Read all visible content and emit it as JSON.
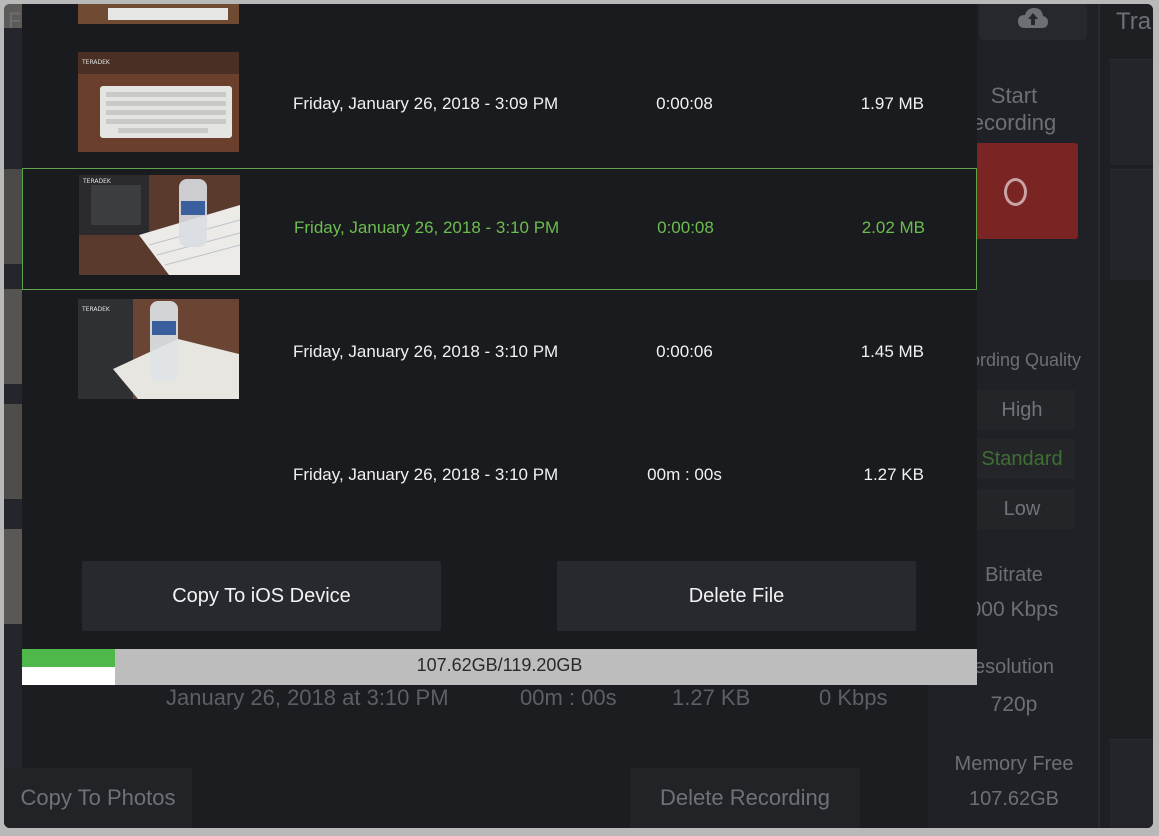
{
  "background": {
    "header_left_glyph": "F",
    "header_right_glyph": "Tra",
    "start_recording_label": "Start\necording",
    "recording_quality_label": "ording Quality",
    "quality_options": [
      {
        "label": "High",
        "selected": false
      },
      {
        "label": "Standard",
        "selected": true
      },
      {
        "label": "Low",
        "selected": false
      }
    ],
    "bitrate_label": "Bitrate",
    "bitrate_value": "000 Kbps",
    "resolution_label": "esolution",
    "resolution_value": "720p",
    "memory_free_label": "Memory Free",
    "memory_free_value": "107.62GB",
    "recording_row": {
      "date": "January 26, 2018 at 3:10 PM",
      "duration": "00m : 00s",
      "size": "1.27 KB",
      "bitrate": "0 Kbps"
    },
    "copy_to_photos_label": "Copy To Photos",
    "delete_recording_label": "Delete Recording"
  },
  "file_list": [
    {
      "date": "Friday, January 26, 2018 - 3:09 PM",
      "duration": "0:00:08",
      "size": "1.97 MB",
      "selected": false
    },
    {
      "date": "Friday, January 26, 2018 - 3:10 PM",
      "duration": "0:00:08",
      "size": "2.02 MB",
      "selected": true
    },
    {
      "date": "Friday, January 26, 2018 - 3:10 PM",
      "duration": "0:00:06",
      "size": "1.45 MB",
      "selected": false
    },
    {
      "date": "Friday, January 26, 2018 - 3:10 PM",
      "duration": "00m : 00s",
      "size": "1.27 KB",
      "selected": false
    }
  ],
  "actions": {
    "copy_label": "Copy To iOS Device",
    "delete_label": "Delete File"
  },
  "storage": {
    "text": "107.62GB/119.20GB",
    "used_fraction": 0.097
  },
  "colors": {
    "selected": "#6cbd4f",
    "storage_green": "#4fb84a",
    "record_red": "#7a2424"
  }
}
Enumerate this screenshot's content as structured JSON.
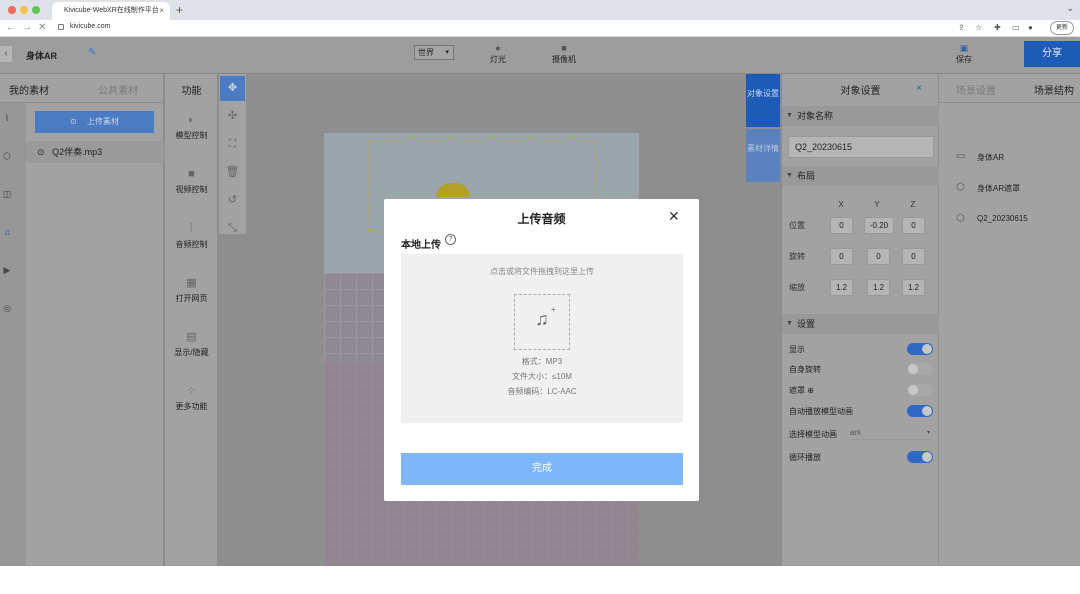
{
  "browser": {
    "tab_title": "Kivicube-WebXR在线制作平台",
    "tab_close": "×",
    "new_tab": "+",
    "url": "kivicube.com",
    "update_label": "更新",
    "tabs_menu": "⌄",
    "nav_back": "←",
    "nav_forward": "→",
    "reload": "✕"
  },
  "topbar": {
    "back": "‹",
    "project_name": "身体AR",
    "world_select": "世界",
    "world_caret": "▾",
    "light_label": "灯光",
    "camera_label": "摄像机",
    "save_label": "保存",
    "share_label": "分享"
  },
  "left_panel": {
    "tab_mine": "我的素材",
    "tab_public": "公共素材",
    "upload_button": "上传素材",
    "file_item": "Q2伴奏.mp3",
    "rail_icons": [
      "chart-icon",
      "cube-icon",
      "ar-icon",
      "music-icon",
      "video-icon",
      "panorama-icon"
    ]
  },
  "functions": {
    "header": "功能",
    "items": [
      "模型控制",
      "视频控制",
      "音频控制",
      "打开网页",
      "显示/隐藏",
      "更多功能"
    ]
  },
  "tools": [
    "move-icon",
    "rotate-icon",
    "scale-icon",
    "delete-icon",
    "undo-icon",
    "fullscreen-icon"
  ],
  "side_tabs": {
    "object_settings": "对象设置",
    "material_details": "素材详情"
  },
  "object_panel": {
    "title": "对象设置",
    "close": "×",
    "name_section": "对象名称",
    "name_value": "Q2_20230615",
    "layout_section": "布局",
    "axes": [
      "X",
      "Y",
      "Z"
    ],
    "rows": [
      {
        "label": "位置",
        "values": [
          "0",
          "-0.20",
          "0"
        ]
      },
      {
        "label": "旋转",
        "values": [
          "0",
          "0",
          "0"
        ]
      },
      {
        "label": "缩放",
        "values": [
          "1.2",
          "1.2",
          "1.2"
        ]
      }
    ],
    "settings_section": "设置",
    "settings": [
      {
        "label": "显示",
        "on": true
      },
      {
        "label": "自身旋转",
        "on": false
      },
      {
        "label": "遮罩",
        "on": false
      },
      {
        "label": "自动播放模型动画",
        "on": true
      },
      {
        "label": "循环播放",
        "on": true
      }
    ],
    "anim_label": "选择模型动画",
    "anim_value": "ani",
    "mask_info": "⊕"
  },
  "scene_panel": {
    "tab_scene_settings": "场景设置",
    "tab_scene_structure": "场景结构",
    "items": [
      "身体AR",
      "身体AR遮罩",
      "Q2_20230615"
    ]
  },
  "modal": {
    "title": "上传音频",
    "close": "✕",
    "subtitle": "本地上传",
    "help": "?",
    "drop_hint": "点击或将文件拖拽到这里上传",
    "format": "格式：MP3",
    "size": "文件大小：≤10M",
    "codec": "音频编码：LC-AAC",
    "done": "完成"
  },
  "colors": {
    "accent": "#1c5bb8",
    "done_button": "#7db6f9",
    "toggle_on": "#2f68c5"
  }
}
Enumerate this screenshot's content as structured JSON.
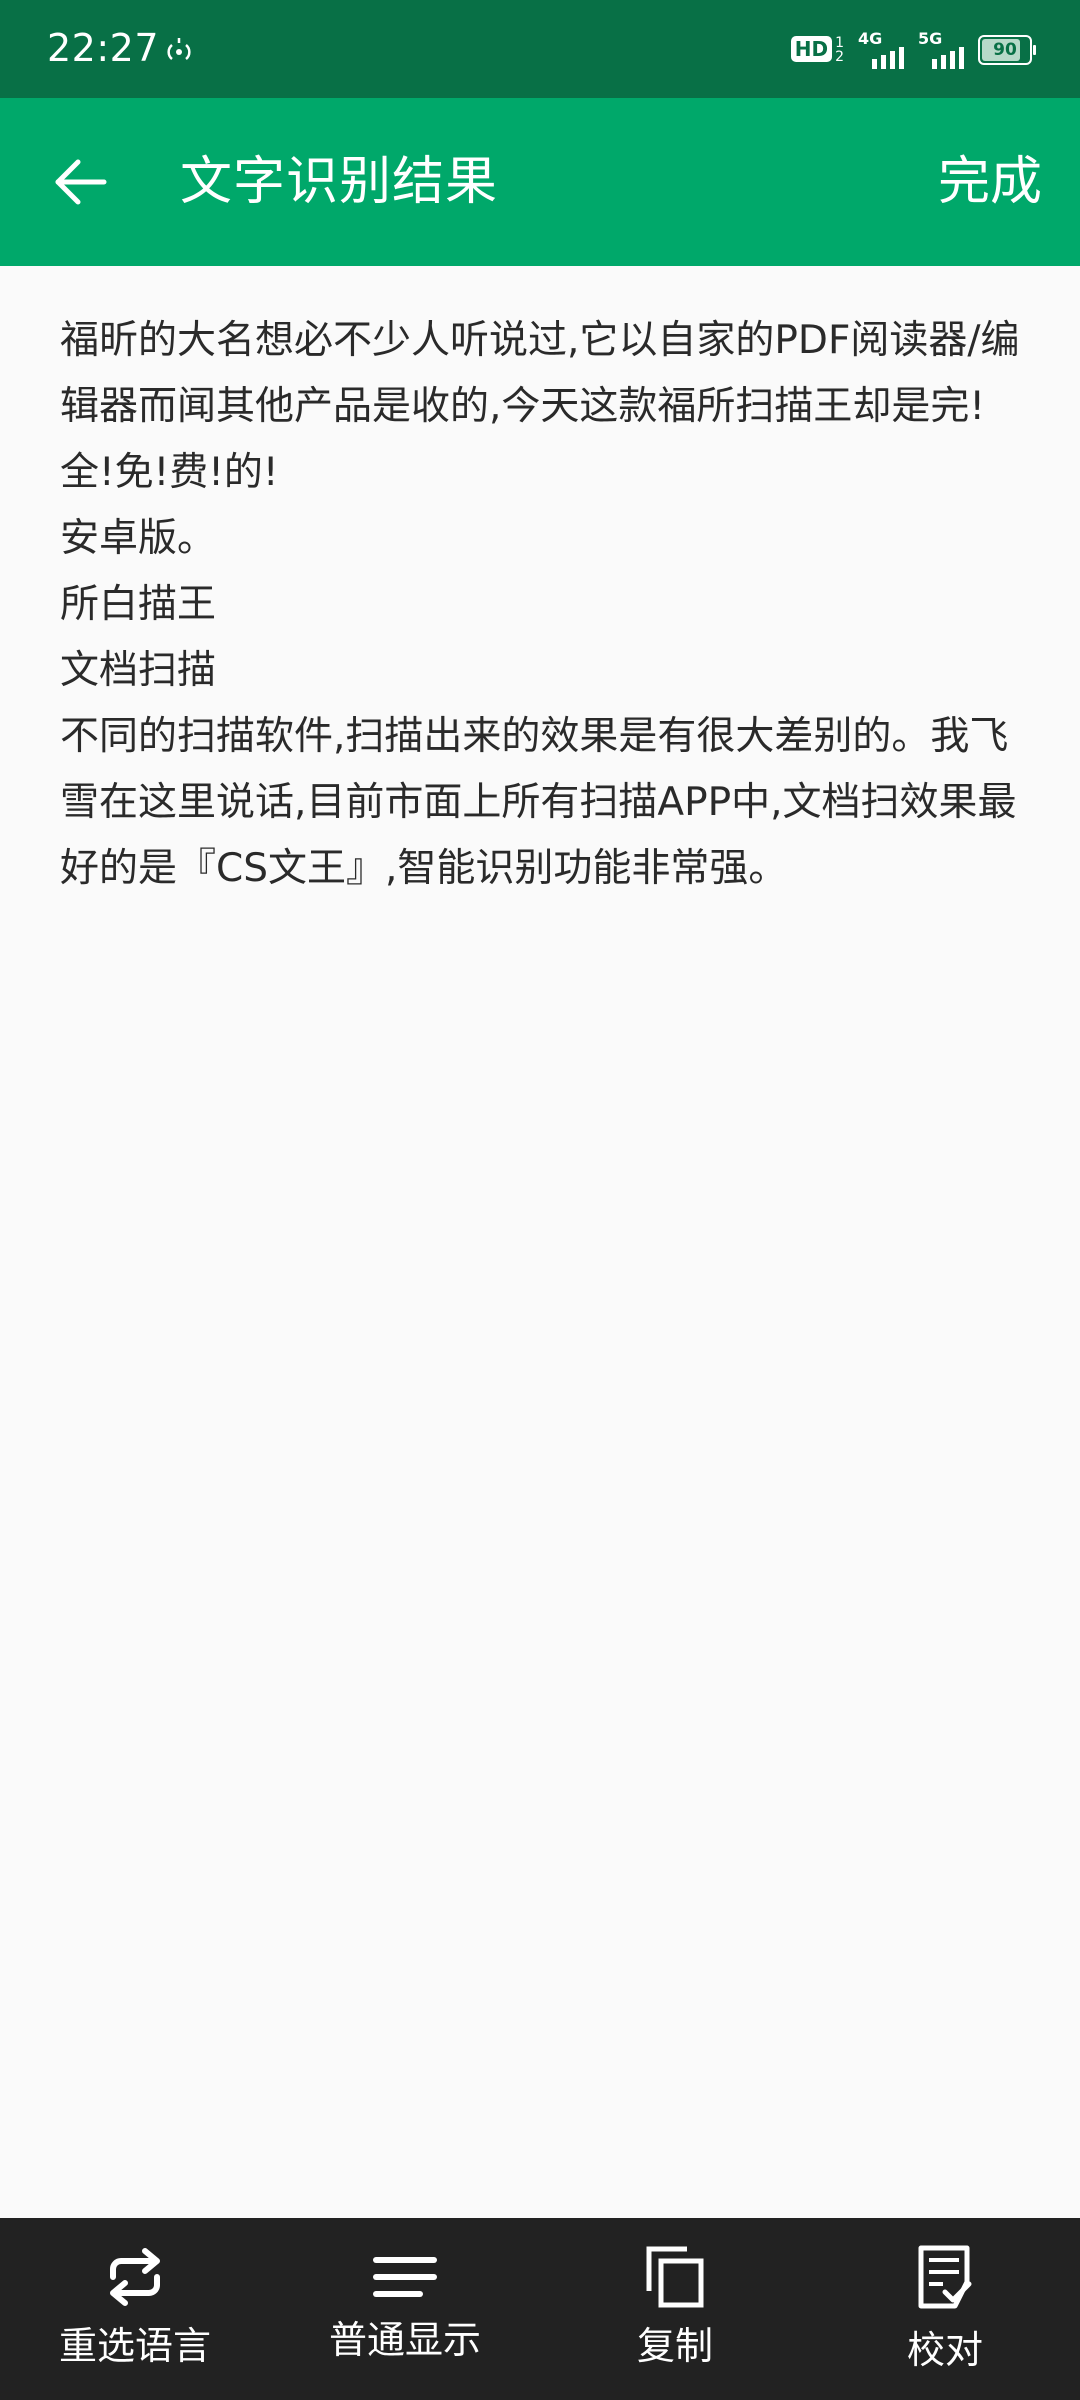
{
  "status_bar": {
    "time": "22:27",
    "hd_label": "HD",
    "hd_sub_top": "1",
    "hd_sub_bottom": "2",
    "network_1": "4G",
    "network_2": "5G",
    "battery": "90",
    "battery_level_percent": 90
  },
  "app_bar": {
    "title": "文字识别结果",
    "done_label": "完成"
  },
  "content": {
    "lines": [
      "福昕的大名想必不少人听说过,它以自家的PDF阅读器/编辑器而闻其他产品是收的,今天这款福所扫描王却是完!全!免!费!的!",
      "安卓版。",
      "所白描王",
      "文档扫描",
      "不同的扫描软件,扫描出来的效果是有很大差别的。我飞雪在这里说话,目前市面上所有扫描APP中,文档扫效果最好的是『CS文王』,智能识别功能非常强。"
    ]
  },
  "bottom_bar": {
    "items": [
      {
        "label": "重选语言",
        "icon": "repeat-icon"
      },
      {
        "label": "普通显示",
        "icon": "lines-icon"
      },
      {
        "label": "复制",
        "icon": "copy-icon"
      },
      {
        "label": "校对",
        "icon": "proofread-icon"
      }
    ]
  }
}
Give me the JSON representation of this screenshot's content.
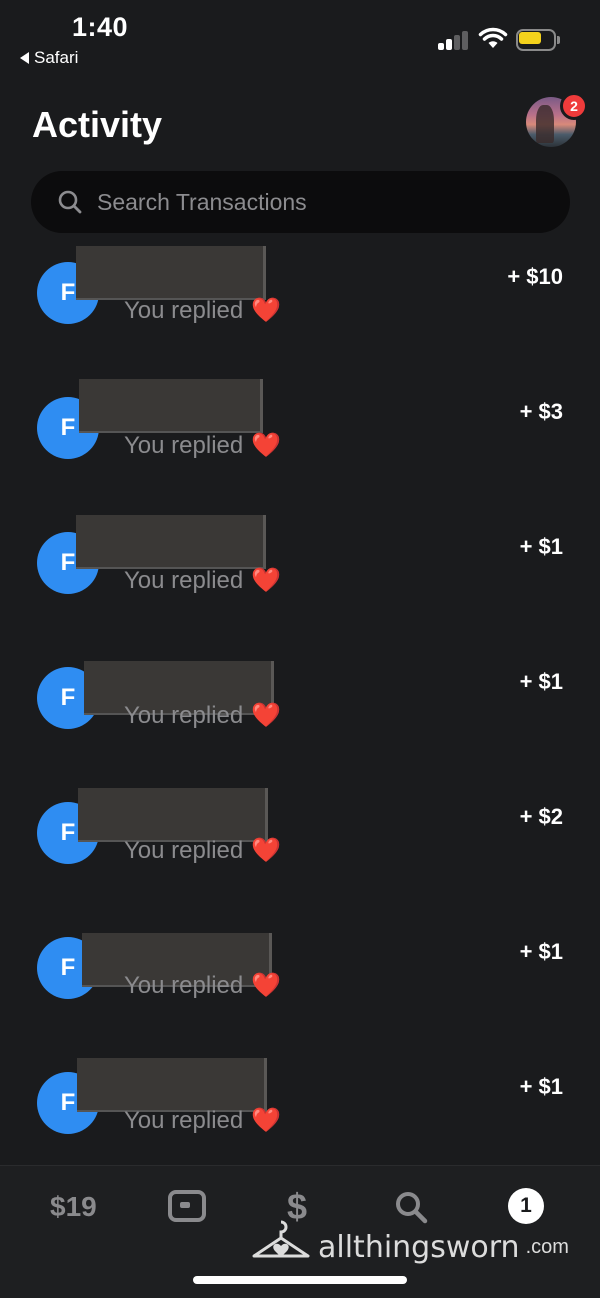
{
  "status_bar": {
    "time": "1:40",
    "back_app": "Safari",
    "battery_color": "#f4d21c"
  },
  "header": {
    "title": "Activity",
    "notification_count": "2",
    "search_placeholder": "Search Transactions"
  },
  "transactions": [
    {
      "initial": "F",
      "subtitle": "You replied",
      "emoji": "❤️",
      "amount": "+ $10"
    },
    {
      "initial": "F",
      "subtitle": "You replied",
      "emoji": "❤️",
      "amount": "+ $3"
    },
    {
      "initial": "F",
      "subtitle": "You replied",
      "emoji": "❤️",
      "amount": "+ $1"
    },
    {
      "initial": "F",
      "subtitle": "You replied",
      "emoji": "❤️",
      "amount": "+ $1"
    },
    {
      "initial": "F",
      "subtitle": "You replied",
      "emoji": "❤️",
      "amount": "+ $2"
    },
    {
      "initial": "F",
      "subtitle": "You replied",
      "emoji": "❤️",
      "amount": "+ $1"
    },
    {
      "initial": "F",
      "subtitle": "You replied",
      "emoji": "❤️",
      "amount": "+ $1"
    }
  ],
  "tab_bar": {
    "balance": "$19",
    "cash_symbol": "$",
    "activity_count": "1"
  },
  "watermark": {
    "text": "allthingsworn",
    "suffix": ".com"
  },
  "colors": {
    "background": "#1a1b1d",
    "accent_blue": "#2f8df2",
    "badge_red": "#ef3b3b"
  }
}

§ §

> _What is needed_: Reproduce the data verbatim. Do not carry any picture into the copy.

> _Result of the exercise_:
Read all visible content and emit it as JSON.
{
  "background": {
    "header_left_glyph": "F",
    "header_right_glyph": "Tra",
    "start_recording_label": "Start\necording",
    "recording_quality_label": "ording Quality",
    "quality_options": [
      {
        "label": "High",
        "selected": false
      },
      {
        "label": "Standard",
        "selected": true
      },
      {
        "label": "Low",
        "selected": false
      }
    ],
    "bitrate_label": "Bitrate",
    "bitrate_value": "000 Kbps",
    "resolution_label": "esolution",
    "resolution_value": "720p",
    "memory_free_label": "Memory Free",
    "memory_free_value": "107.62GB",
    "recording_row": {
      "date": "January 26, 2018 at 3:10 PM",
      "duration": "00m : 00s",
      "size": "1.27 KB",
      "bitrate": "0 Kbps"
    },
    "copy_to_photos_label": "Copy To Photos",
    "delete_recording_label": "Delete Recording"
  },
  "file_list": [
    {
      "date": "Friday, January 26, 2018 - 3:09 PM",
      "duration": "0:00:08",
      "size": "1.97 MB",
      "selected": false
    },
    {
      "date": "Friday, January 26, 2018 - 3:10 PM",
      "duration": "0:00:08",
      "size": "2.02 MB",
      "selected": true
    },
    {
      "date": "Friday, January 26, 2018 - 3:10 PM",
      "duration": "0:00:06",
      "size": "1.45 MB",
      "selected": false
    },
    {
      "date": "Friday, January 26, 2018 - 3:10 PM",
      "duration": "00m : 00s",
      "size": "1.27 KB",
      "selected": false
    }
  ],
  "actions": {
    "copy_label": "Copy To iOS Device",
    "delete_label": "Delete File"
  },
  "storage": {
    "text": "107.62GB/119.20GB",
    "used_fraction": 0.097
  },
  "colors": {
    "selected": "#6cbd4f",
    "storage_green": "#4fb84a",
    "record_red": "#7a2424"
  }
}
Enumerate this screenshot's content as structured JSON.
{
  "browser": {
    "tab_title": "Kivicube-WebXR在线制作平台",
    "tab_close": "×",
    "new_tab": "+",
    "url": "kivicube.com",
    "update_label": "更新",
    "tabs_menu": "⌄",
    "nav_back": "←",
    "nav_forward": "→",
    "reload": "✕"
  },
  "topbar": {
    "back": "‹",
    "project_name": "身体AR",
    "world_select": "世界",
    "world_caret": "▾",
    "light_label": "灯光",
    "camera_label": "摄像机",
    "save_label": "保存",
    "share_label": "分享"
  },
  "left_panel": {
    "tab_mine": "我的素材",
    "tab_public": "公共素材",
    "upload_button": "上传素材",
    "file_item": "Q2伴奏.mp3",
    "rail_icons": [
      "chart-icon",
      "cube-icon",
      "ar-icon",
      "music-icon",
      "video-icon",
      "panorama-icon"
    ]
  },
  "functions": {
    "header": "功能",
    "items": [
      "模型控制",
      "视频控制",
      "音频控制",
      "打开网页",
      "显示/隐藏",
      "更多功能"
    ]
  },
  "tools": [
    "move-icon",
    "rotate-icon",
    "scale-icon",
    "delete-icon",
    "undo-icon",
    "fullscreen-icon"
  ],
  "side_tabs": {
    "object_settings": "对象设置",
    "material_details": "素材详情"
  },
  "object_panel": {
    "title": "对象设置",
    "close": "×",
    "name_section": "对象名称",
    "name_value": "Q2_20230615",
    "layout_section": "布局",
    "axes": [
      "X",
      "Y",
      "Z"
    ],
    "rows": [
      {
        "label": "位置",
        "values": [
          "0",
          "-0.20",
          "0"
        ]
      },
      {
        "label": "旋转",
        "values": [
          "0",
          "0",
          "0"
        ]
      },
      {
        "label": "缩放",
        "values": [
          "1.2",
          "1.2",
          "1.2"
        ]
      }
    ],
    "settings_section": "设置",
    "settings": [
      {
        "label": "显示",
        "on": true
      },
      {
        "label": "自身旋转",
        "on": false
      },
      {
        "label": "遮罩",
        "on": false
      },
      {
        "label": "自动播放模型动画",
        "on": true
      },
      {
        "label": "循环播放",
        "on": true
      }
    ],
    "anim_label": "选择模型动画",
    "anim_value": "ani",
    "mask_info": "⊕"
  },
  "scene_panel": {
    "tab_scene_settings": "场景设置",
    "tab_scene_structure": "场景结构",
    "items": [
      "身体AR",
      "身体AR遮罩",
      "Q2_20230615"
    ]
  },
  "modal": {
    "title": "上传音频",
    "close": "✕",
    "subtitle": "本地上传",
    "help": "?",
    "drop_hint": "点击或将文件拖拽到这里上传",
    "format": "格式：MP3",
    "size": "文件大小：≤10M",
    "codec": "音频编码：LC-AAC",
    "done": "完成"
  },
  "colors": {
    "accent": "#1c5bb8",
    "done_button": "#7db6f9",
    "toggle_on": "#2f68c5"
  }
}
Enumerate this screenshot's content as structured JSON.
{
  "status_bar": {
    "time": "22:27",
    "hd_label": "HD",
    "hd_sub_top": "1",
    "hd_sub_bottom": "2",
    "network_1": "4G",
    "network_2": "5G",
    "battery": "90",
    "battery_level_percent": 90
  },
  "app_bar": {
    "title": "文字识别结果",
    "done_label": "完成"
  },
  "content": {
    "lines": [
      "福昕的大名想必不少人听说过,它以自家的PDF阅读器/编辑器而闻其他产品是收的,今天这款福所扫描王却是完!全!免!费!的!",
      "安卓版。",
      "所白描王",
      "文档扫描",
      "不同的扫描软件,扫描出来的效果是有很大差别的。我飞雪在这里说话,目前市面上所有扫描APP中,文档扫效果最好的是『CS文王』,智能识别功能非常强。"
    ]
  },
  "bottom_bar": {
    "items": [
      {
        "label": "重选语言",
        "icon": "repeat-icon"
      },
      {
        "label": "普通显示",
        "icon": "lines-icon"
      },
      {
        "label": "复制",
        "icon": "copy-icon"
      },
      {
        "label": "校对",
        "icon": "proofread-icon"
      }
    ]
  }
}
Give me the JSON representation of this screenshot's content.
{
  "status_bar": {
    "time": "1:40",
    "back_app": "Safari",
    "battery_color": "#f4d21c"
  },
  "header": {
    "title": "Activity",
    "notification_count": "2",
    "search_placeholder": "Search Transactions"
  },
  "transactions": [
    {
      "initial": "F",
      "subtitle": "You replied",
      "emoji": "❤️",
      "amount": "+ $10"
    },
    {
      "initial": "F",
      "subtitle": "You replied",
      "emoji": "❤️",
      "amount": "+ $3"
    },
    {
      "initial": "F",
      "subtitle": "You replied",
      "emoji": "❤️",
      "amount": "+ $1"
    },
    {
      "initial": "F",
      "subtitle": "You replied",
      "emoji": "❤️",
      "amount": "+ $1"
    },
    {
      "initial": "F",
      "subtitle": "You replied",
      "emoji": "❤️",
      "amount": "+ $2"
    },
    {
      "initial": "F",
      "subtitle": "You replied",
      "emoji": "❤️",
      "amount": "+ $1"
    },
    {
      "initial": "F",
      "subtitle": "You replied",
      "emoji": "❤️",
      "amount": "+ $1"
    }
  ],
  "tab_bar": {
    "balance": "$19",
    "cash_symbol": "$",
    "activity_count": "1"
  },
  "watermark": {
    "text": "allthingsworn",
    "suffix": ".com"
  },
  "colors": {
    "background": "#1a1b1d",
    "accent_blue": "#2f8df2",
    "badge_red": "#ef3b3b"
  }
}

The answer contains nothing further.